For this exercise, repeat all of the material verbatim apart from its images.

- **Data for this exercise**
________________________

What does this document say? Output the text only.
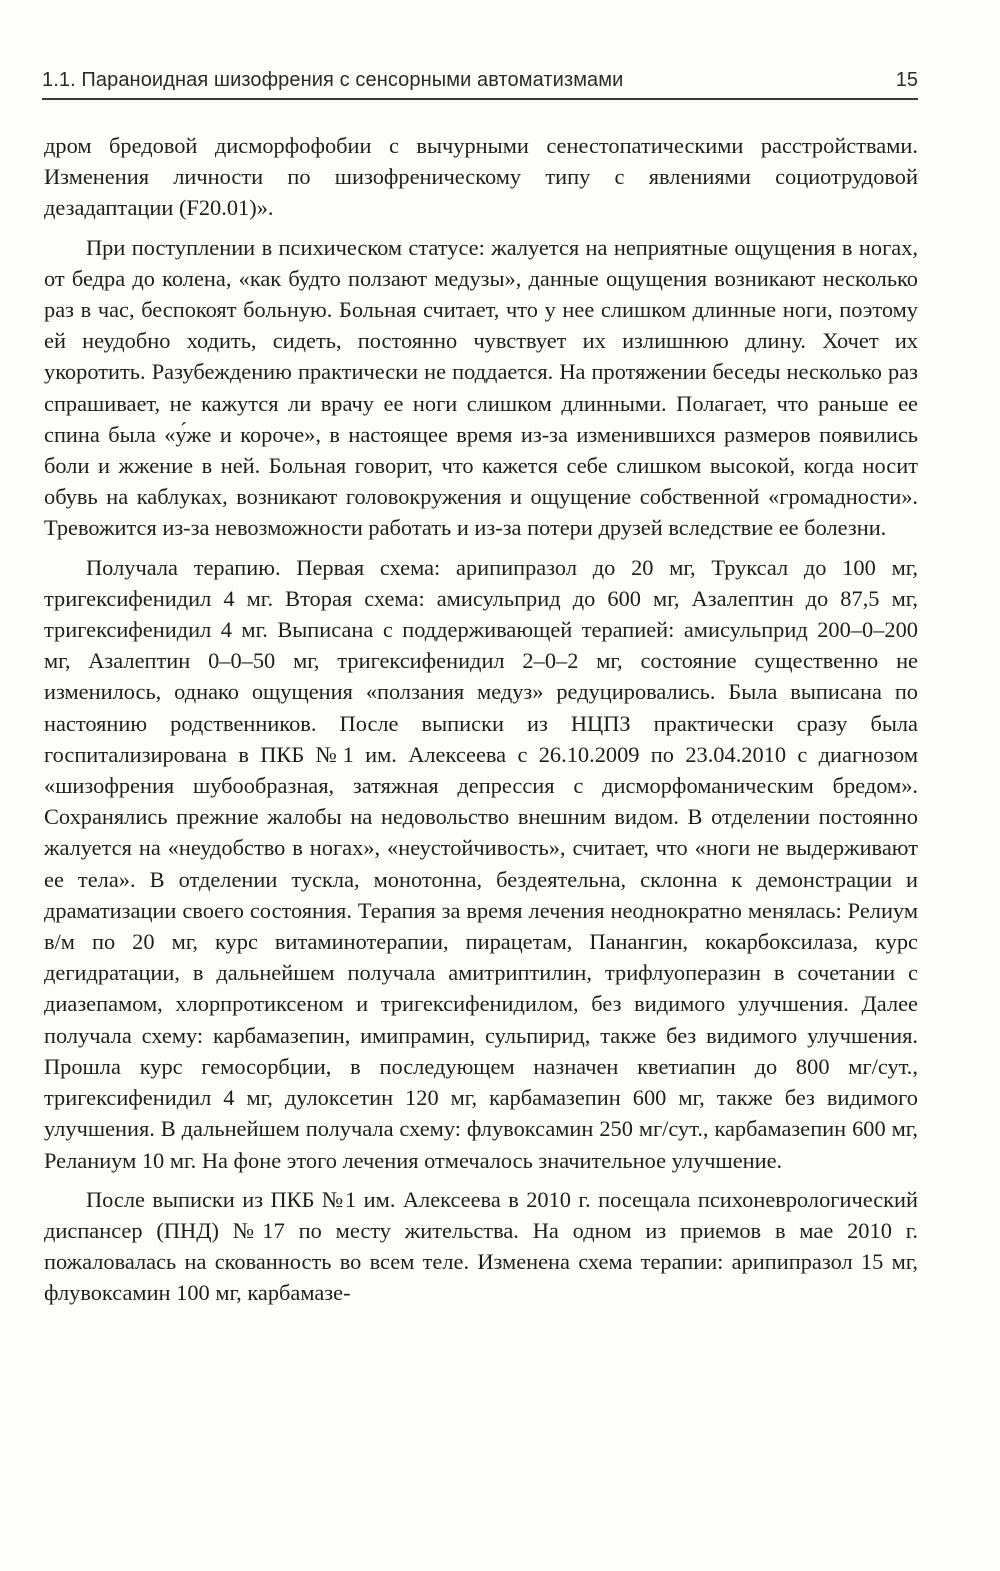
1.1. Параноидная шизофрения с сенсорными автоматизмами	15

дром бредовой дисморфофобии с вычурными сенестопатическими расстройствами. Изменения личности по шизофреническому типу с явлениями социотрудовой дезадаптации (F20.01)».

При поступлении в психическом статусе: жалуется на неприятные ощущения в ногах, от бедра до колена, «как будто ползают медузы», данные ощущения возникают несколько раз в час, беспокоят больную. Больная считает, что у нее слишком длинные ноги, поэтому ей неудобно ходить, сидеть, постоянно чувствует их излишнюю длину. Хочет их укоротить. Разубеждению практически не поддается. На протяжении беседы несколько раз спрашивает, не кажутся ли врачу ее ноги слишком длинными. Полагает, что раньше ее спина была «у́же и короче», в настоящее время из-за изменившихся размеров появились боли и жжение в ней. Больная говорит, что кажется себе слишком высокой, когда носит обувь на каблуках, возникают головокружения и ощущение собственной «громадности». Тревожится из-за невозможности работать и из-за потери друзей вследствие ее болезни.

Получала терапию. Первая схема: арипипразол до 20 мг, Труксал до 100 мг, тригексифенидил 4 мг. Вторая схема: амисульприд до 600 мг, Азалептин до 87,5 мг, тригексифенидил 4 мг. Выписана с поддерживающей терапией: амисульприд 200–0–200 мг, Азалептин 0–0–50 мг, тригексифенидил 2–0–2 мг, состояние существенно не изменилось, однако ощущения «ползания медуз» редуцировались. Была выписана по настоянию родственников. После выписки из НЦПЗ практически сразу была госпитализирована в ПКБ №1 им. Алексеева с 26.10.2009 по 23.04.2010 с диагнозом «шизофрения шубообразная, затяжная депрессия с дисморфоманическим бредом». Сохранялись прежние жалобы на недовольство внешним видом. В отделении постоянно жалуется на «неудобство в ногах», «неустойчивость», считает, что «ноги не выдерживают ее тела». В отделении тускла, монотонна, бездеятельна, склонна к демонстрации и драматизации своего состояния. Терапия за время лечения неоднократно менялась: Релиум в/м по 20 мг, курс витаминотерапии, пирацетам, Панангин, кокарбоксилаза, курс дегидратации, в дальнейшем получала амитриптилин, трифлуоперазин в сочетании с диазепамом, хлорпротиксеном и тригексифенидилом, без видимого улучшения. Далее получала схему: карбамазепин, имипрамин, сульпирид, также без видимого улучшения. Прошла курс гемосорбции, в последующем назначен кветиапин до 800 мг/сут., тригексифенидил 4 мг, дулоксетин 120 мг, карбамазепин 600 мг, также без видимого улучшения. В дальнейшем получала схему: флувоксамин 250 мг/сут., карбамазепин 600 мг, Реланиум 10 мг. На фоне этого лечения отмечалось значительное улучшение.

После выписки из ПКБ №1 им. Алексеева в 2010 г. посещала психоневрологический диспансер (ПНД) №17 по месту жительства. На одном из приемов в мае 2010 г. пожаловалась на скованность во всем теле. Изменена схема терапии: арипипразол 15 мг, флувоксамин 100 мг, карбамазе-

________________________

- **Full solution**
What does this document say? Output the text only.
1.1. Параноидная шизофрения с сенсорными автоматизмами	15

дром бредовой дисморфофобии с вычурными сенестопатическими расстройствами. Изменения личности по шизофреническому типу с явлениями социотрудовой дезадаптации (F20.01)».

При поступлении в психическом статусе: жалуется на неприятные ощущения в ногах, от бедра до колена, «как будто ползают медузы», данные ощущения возникают несколько раз в час, беспокоят больную. Больная считает, что у нее слишком длинные ноги, поэтому ей неудобно ходить, сидеть, постоянно чувствует их излишнюю длину. Хочет их укоротить. Разубеждению практически не поддается. На протяжении беседы несколько раз спрашивает, не кажутся ли врачу ее ноги слишком длинными. Полагает, что раньше ее спина была «у́же и короче», в настоящее время из-за изменившихся размеров появились боли и жжение в ней. Больная говорит, что кажется себе слишком высокой, когда носит обувь на каблуках, возникают головокружения и ощущение собственной «громадности». Тревожится из-за невозможности работать и из-за потери друзей вследствие ее болезни.

Получала терапию. Первая схема: арипипразол до 20 мг, Труксал до 100 мг, тригексифенидил 4 мг. Вторая схема: амисульприд до 600 мг, Азалептин до 87,5 мг, тригексифенидил 4 мг. Выписана с поддерживающей терапией: амисульприд 200–0–200 мг, Азалептин 0–0–50 мг, тригексифенидил 2–0–2 мг, состояние существенно не изменилось, однако ощущения «ползания медуз» редуцировались. Была выписана по настоянию родственников. После выписки из НЦПЗ практически сразу была госпитализирована в ПКБ №1 им. Алексеева с 26.10.2009 по 23.04.2010 с диагнозом «шизофрения шубообразная, затяжная депрессия с дисморфоманическим бредом». Сохранялись прежние жалобы на недовольство внешним видом. В отделении постоянно жалуется на «неудобство в ногах», «неустойчивость», считает, что «ноги не выдерживают ее тела». В отделении тускла, монотонна, бездеятельна, склонна к демонстрации и драматизации своего состояния. Терапия за время лечения неоднократно менялась: Релиум в/м по 20 мг, курс витаминотерапии, пирацетам, Панангин, кокарбоксилаза, курс дегидратации, в дальнейшем получала амитриптилин, трифлуоперазин в сочетании с диазепамом, хлорпротиксеном и тригексифенидилом, без видимого улучшения. Далее получала схему: карбамазепин, имипрамин, сульпирид, также без видимого улучшения. Прошла курс гемосорбции, в последующем назначен кветиапин до 800 мг/сут., тригексифенидил 4 мг, дулоксетин 120 мг, карбамазепин 600 мг, также без видимого улучшения. В дальнейшем получала схему: флувоксамин 250 мг/сут., карбамазепин 600 мг, Реланиум 10 мг. На фоне этого лечения отмечалось значительное улучшение.

После выписки из ПКБ №1 им. Алексеева в 2010 г. посещала психоневрологический диспансер (ПНД) №17 по месту жительства. На одном из приемов в мае 2010 г. пожаловалась на скованность во всем теле. Изменена схема терапии: арипипразол 15 мг, флувоксамин 100 мг, карбамазе-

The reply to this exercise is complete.